### Task statement
Filter the lines below, copying only those with the string "things".

### Dataset records
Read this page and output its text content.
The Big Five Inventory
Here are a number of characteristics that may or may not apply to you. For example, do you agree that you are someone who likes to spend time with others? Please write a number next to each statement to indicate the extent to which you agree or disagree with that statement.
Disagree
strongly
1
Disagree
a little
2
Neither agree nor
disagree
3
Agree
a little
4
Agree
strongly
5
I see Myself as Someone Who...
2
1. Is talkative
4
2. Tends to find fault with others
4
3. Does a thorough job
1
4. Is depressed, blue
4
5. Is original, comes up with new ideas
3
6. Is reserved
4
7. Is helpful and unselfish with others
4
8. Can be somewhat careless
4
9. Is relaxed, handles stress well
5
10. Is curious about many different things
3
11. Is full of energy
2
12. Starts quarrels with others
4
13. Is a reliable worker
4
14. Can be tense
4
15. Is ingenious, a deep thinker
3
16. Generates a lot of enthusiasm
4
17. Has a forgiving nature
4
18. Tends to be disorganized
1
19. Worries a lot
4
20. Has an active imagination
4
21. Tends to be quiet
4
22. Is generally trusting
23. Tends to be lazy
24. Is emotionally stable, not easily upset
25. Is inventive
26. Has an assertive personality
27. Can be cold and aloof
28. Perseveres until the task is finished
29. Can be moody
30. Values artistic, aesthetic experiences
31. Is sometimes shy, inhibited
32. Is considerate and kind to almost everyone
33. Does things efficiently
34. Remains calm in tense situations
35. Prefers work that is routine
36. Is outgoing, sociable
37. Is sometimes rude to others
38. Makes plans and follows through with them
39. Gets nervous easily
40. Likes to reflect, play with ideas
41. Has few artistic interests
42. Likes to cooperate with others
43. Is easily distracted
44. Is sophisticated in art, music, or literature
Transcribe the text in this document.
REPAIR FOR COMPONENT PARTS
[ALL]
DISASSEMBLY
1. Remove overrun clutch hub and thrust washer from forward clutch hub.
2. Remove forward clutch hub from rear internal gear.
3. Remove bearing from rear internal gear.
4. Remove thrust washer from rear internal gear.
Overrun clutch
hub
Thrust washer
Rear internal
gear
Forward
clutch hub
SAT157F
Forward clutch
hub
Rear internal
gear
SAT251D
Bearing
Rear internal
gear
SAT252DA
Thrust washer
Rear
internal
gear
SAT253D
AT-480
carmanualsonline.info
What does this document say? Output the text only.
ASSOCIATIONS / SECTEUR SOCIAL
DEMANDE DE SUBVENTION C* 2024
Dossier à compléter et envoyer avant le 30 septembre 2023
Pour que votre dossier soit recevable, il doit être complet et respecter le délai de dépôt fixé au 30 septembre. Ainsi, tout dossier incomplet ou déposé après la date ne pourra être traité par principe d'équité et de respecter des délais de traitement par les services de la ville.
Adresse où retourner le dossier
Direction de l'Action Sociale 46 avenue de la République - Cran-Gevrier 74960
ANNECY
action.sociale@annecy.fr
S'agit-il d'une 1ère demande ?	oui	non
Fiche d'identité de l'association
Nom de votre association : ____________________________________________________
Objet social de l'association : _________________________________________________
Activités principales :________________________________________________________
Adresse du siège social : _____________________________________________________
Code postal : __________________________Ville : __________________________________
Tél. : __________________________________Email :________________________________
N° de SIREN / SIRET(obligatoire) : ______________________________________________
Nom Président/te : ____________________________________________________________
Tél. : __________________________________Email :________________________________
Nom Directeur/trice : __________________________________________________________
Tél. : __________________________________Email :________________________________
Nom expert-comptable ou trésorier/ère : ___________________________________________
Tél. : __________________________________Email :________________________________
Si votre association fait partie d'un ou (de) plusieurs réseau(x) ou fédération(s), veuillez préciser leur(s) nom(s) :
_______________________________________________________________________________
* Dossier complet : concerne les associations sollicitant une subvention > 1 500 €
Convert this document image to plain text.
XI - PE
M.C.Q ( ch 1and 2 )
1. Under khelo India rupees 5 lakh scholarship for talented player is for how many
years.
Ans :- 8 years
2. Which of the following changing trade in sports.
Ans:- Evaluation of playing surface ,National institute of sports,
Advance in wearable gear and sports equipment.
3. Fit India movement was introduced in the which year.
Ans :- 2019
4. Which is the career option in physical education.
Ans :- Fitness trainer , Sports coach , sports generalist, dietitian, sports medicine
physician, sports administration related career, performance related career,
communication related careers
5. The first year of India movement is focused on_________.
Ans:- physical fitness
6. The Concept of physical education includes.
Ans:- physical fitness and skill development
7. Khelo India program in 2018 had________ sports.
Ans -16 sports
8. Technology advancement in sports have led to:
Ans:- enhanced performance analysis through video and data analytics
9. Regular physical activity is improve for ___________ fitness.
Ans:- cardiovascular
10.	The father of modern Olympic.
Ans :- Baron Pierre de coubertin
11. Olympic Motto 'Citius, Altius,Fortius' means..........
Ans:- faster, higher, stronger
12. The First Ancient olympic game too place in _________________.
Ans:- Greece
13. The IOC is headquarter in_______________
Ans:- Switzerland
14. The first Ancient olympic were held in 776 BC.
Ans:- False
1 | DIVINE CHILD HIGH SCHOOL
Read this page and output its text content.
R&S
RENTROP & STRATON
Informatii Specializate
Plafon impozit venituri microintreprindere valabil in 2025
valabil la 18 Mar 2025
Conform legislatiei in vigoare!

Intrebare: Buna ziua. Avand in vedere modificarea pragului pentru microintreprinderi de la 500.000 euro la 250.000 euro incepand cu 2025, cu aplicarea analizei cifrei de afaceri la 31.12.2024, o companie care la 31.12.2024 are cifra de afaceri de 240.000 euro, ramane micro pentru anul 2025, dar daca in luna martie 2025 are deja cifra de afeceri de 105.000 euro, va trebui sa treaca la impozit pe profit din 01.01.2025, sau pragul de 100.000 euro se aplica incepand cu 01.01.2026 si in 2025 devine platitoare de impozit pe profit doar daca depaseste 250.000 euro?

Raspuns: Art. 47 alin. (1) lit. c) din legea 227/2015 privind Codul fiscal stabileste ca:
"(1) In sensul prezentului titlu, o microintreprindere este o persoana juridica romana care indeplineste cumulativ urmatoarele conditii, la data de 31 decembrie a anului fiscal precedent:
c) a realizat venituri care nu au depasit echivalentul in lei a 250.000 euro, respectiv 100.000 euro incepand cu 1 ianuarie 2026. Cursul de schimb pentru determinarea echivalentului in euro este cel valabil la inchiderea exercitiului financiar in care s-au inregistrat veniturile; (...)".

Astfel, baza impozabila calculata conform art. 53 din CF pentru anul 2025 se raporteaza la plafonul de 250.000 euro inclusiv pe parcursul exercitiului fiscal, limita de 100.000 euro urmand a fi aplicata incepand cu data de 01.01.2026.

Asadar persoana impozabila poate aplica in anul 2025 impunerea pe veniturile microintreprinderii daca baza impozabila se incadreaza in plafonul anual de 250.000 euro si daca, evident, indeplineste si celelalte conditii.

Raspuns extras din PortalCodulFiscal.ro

### Correct answer
10. Is curious about many different things
33. Does things efficiently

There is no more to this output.